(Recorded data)
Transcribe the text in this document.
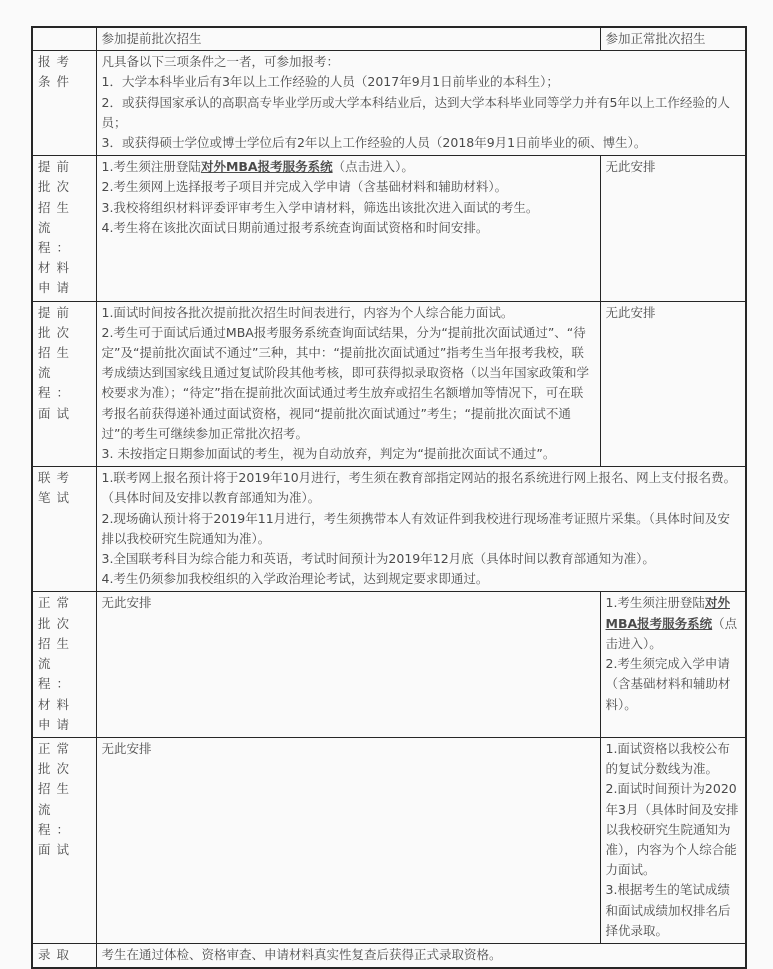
	参加提前批次招生	参加正常批次招生
报考条件	凡具备以下三项条件之一者，可参加报考：

1．大学本科毕业后有3年以上工作经验的人员（2017年9月1日前毕业的本科生）；

2．或获得国家承认的高职高专毕业学历或大学本科结业后，达到大学本科毕业同等学力并有5年以上工作经验的人员；

3．或获得硕士学位或博士学位后有2年以上工作经验的人员（2018年9月1日前毕业的硕、博生）。	

提前批次招生流程：材料申请	1.考生须注册登陆对外MBA报考服务系统（点击进入）。

2.考生须网上选择报考子项目并完成入学申请（含基础材料和辅助材料）。

3.我校将组织材料评委评审考生入学申请材料，筛选出该批次进入面试的考生。

4.考生将在该批次面试日期前通过报考系统查询面试资格和时间安排。	无此安排
提前批次招生流程：面试	1.面试时间按各批次提前批次招生时间表进行，内容为个人综合能力面试。

2.考生可于面试后通过MBA报考服务系统查询面试结果，分为“提前批次面试通过”、“待定”及“提前批次面试不通过”三种，其中：“提前批次面试通过”指考生当年报考我校，联考成绩达到国家线且通过复试阶段其他考核，即可获得拟录取资格（以当年国家政策和学校要求为准）；“待定”指在提前批次面试通过考生放弃或招生名额增加等情况下，可在联考报名前获得递补通过面试资格，视同“提前批次面试通过”考生；“提前批次面试不通过”的考生可继续参加正常批次招考。

3. 未按指定日期参加面试的考生，视为自动放弃，判定为“提前批次面试不通过”。	无此安排
联考笔试	1.联考网上报名预计将于2019年10月进行，考生须在教育部指定网站的报名系统进行网上报名、网上支付报名费。（具体时间及安排以教育部通知为准）。

2.现场确认预计将于2019年11月进行，考生须携带本人有效证件到我校进行现场准考证照片采集。（具体时间及安排以我校研究生院通知为准）。

3.全国联考科目为综合能力和英语，考试时间预计为2019年12月底（具体时间以教育部通知为准）。

4.考生仍须参加我校组织的入学政治理论考试，达到规定要求即通过。	

正常批次招生流程：材料申请	无此安排	1.考生须注册登陆对外MBA报考服务系统（点击进入）。

2.考生须完成入学申请（含基础材料和辅助材料）。

正常批次招生流程：面试	无此安排	1.面试资格以我校公布的复试分数线为准。

2.面试时间预计为2020年3月（具体时间及安排以我校研究生院通知为准），内容为个人综合能力面试。

3.根据考生的笔试成绩和面试成绩加权排名后择优录取。

录取	考生在通过体检、资格审查、申请材料真实性复查后获得正式录取资格。	
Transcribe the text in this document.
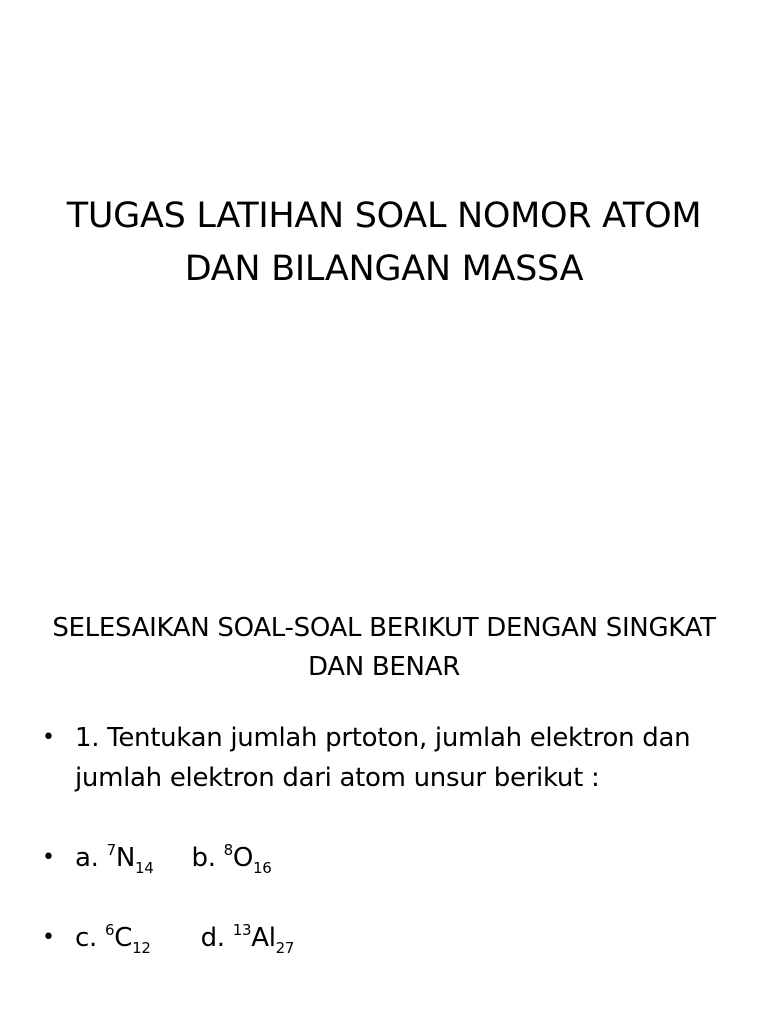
TUGAS LATIHAN SOAL NOMOR ATOM DAN BILANGAN MASSA
SELESAIKAN SOAL-SOAL BERIKUT DENGAN SINGKAT DAN BENAR
• 1. Tentukan jumlah prtoton, jumlah elektron dan jumlah elektron dari atom unsur berikut :
• a. $^7N_{14}$ b. $^8O_{16}$
• c. $^6C_{12}$ d. $^{13}Al_{27}$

**Written task**
Print all of the records shown above exactly, leaving out each picture.

**Answer to the task**
Transcribe the text in this document.
	参加提前批次招生	参加正常批次招生
报考条件	凡具备以下三项条件之一者，可参加报考：

1．大学本科毕业后有3年以上工作经验的人员（2017年9月1日前毕业的本科生）；

2．或获得国家承认的高职高专毕业学历或大学本科结业后，达到大学本科毕业同等学力并有5年以上工作经验的人员；

3．或获得硕士学位或博士学位后有2年以上工作经验的人员（2018年9月1日前毕业的硕、博生）。	

提前批次招生流程：材料申请	1.考生须注册登陆对外MBA报考服务系统（点击进入）。

2.考生须网上选择报考子项目并完成入学申请（含基础材料和辅助材料）。

3.我校将组织材料评委评审考生入学申请材料，筛选出该批次进入面试的考生。

4.考生将在该批次面试日期前通过报考系统查询面试资格和时间安排。	无此安排
提前批次招生流程：面试	1.面试时间按各批次提前批次招生时间表进行，内容为个人综合能力面试。

2.考生可于面试后通过MBA报考服务系统查询面试结果，分为“提前批次面试通过”、“待定”及“提前批次面试不通过”三种，其中：“提前批次面试通过”指考生当年报考我校，联考成绩达到国家线且通过复试阶段其他考核，即可获得拟录取资格（以当年国家政策和学校要求为准）；“待定”指在提前批次面试通过考生放弃或招生名额增加等情况下，可在联考报名前获得递补通过面试资格，视同“提前批次面试通过”考生；“提前批次面试不通过”的考生可继续参加正常批次招考。

3. 未按指定日期参加面试的考生，视为自动放弃，判定为“提前批次面试不通过”。	无此安排
联考笔试	1.联考网上报名预计将于2019年10月进行，考生须在教育部指定网站的报名系统进行网上报名、网上支付报名费。（具体时间及安排以教育部通知为准）。

2.现场确认预计将于2019年11月进行，考生须携带本人有效证件到我校进行现场准考证照片采集。（具体时间及安排以我校研究生院通知为准）。

3.全国联考科目为综合能力和英语，考试时间预计为2019年12月底（具体时间以教育部通知为准）。

4.考生仍须参加我校组织的入学政治理论考试，达到规定要求即通过。	

正常批次招生流程：材料申请	无此安排	1.考生须注册登陆对外MBA报考服务系统（点击进入）。

2.考生须完成入学申请（含基础材料和辅助材料）。

正常批次招生流程：面试	无此安排	1.面试资格以我校公布的复试分数线为准。

2.面试时间预计为2020年3月（具体时间及安排以我校研究生院通知为准），内容为个人综合能力面试。

3.根据考生的笔试成绩和面试成绩加权排名后择优录取。

录取	考生在通过体检、资格审查、申请材料真实性复查后获得正式录取资格。	
Transcribe the text in this document.
TUGAS LATIHAN SOAL NOMOR ATOM DAN BILANGAN MASSA
SELESAIKAN SOAL-SOAL BERIKUT DENGAN SINGKAT DAN BENAR
• 1. Tentukan jumlah prtoton, jumlah elektron dan jumlah elektron dari atom unsur berikut :
• a. $^7N_{14}$ b. $^8O_{16}$
• c. $^6C_{12}$ d. $^{13}Al_{27}$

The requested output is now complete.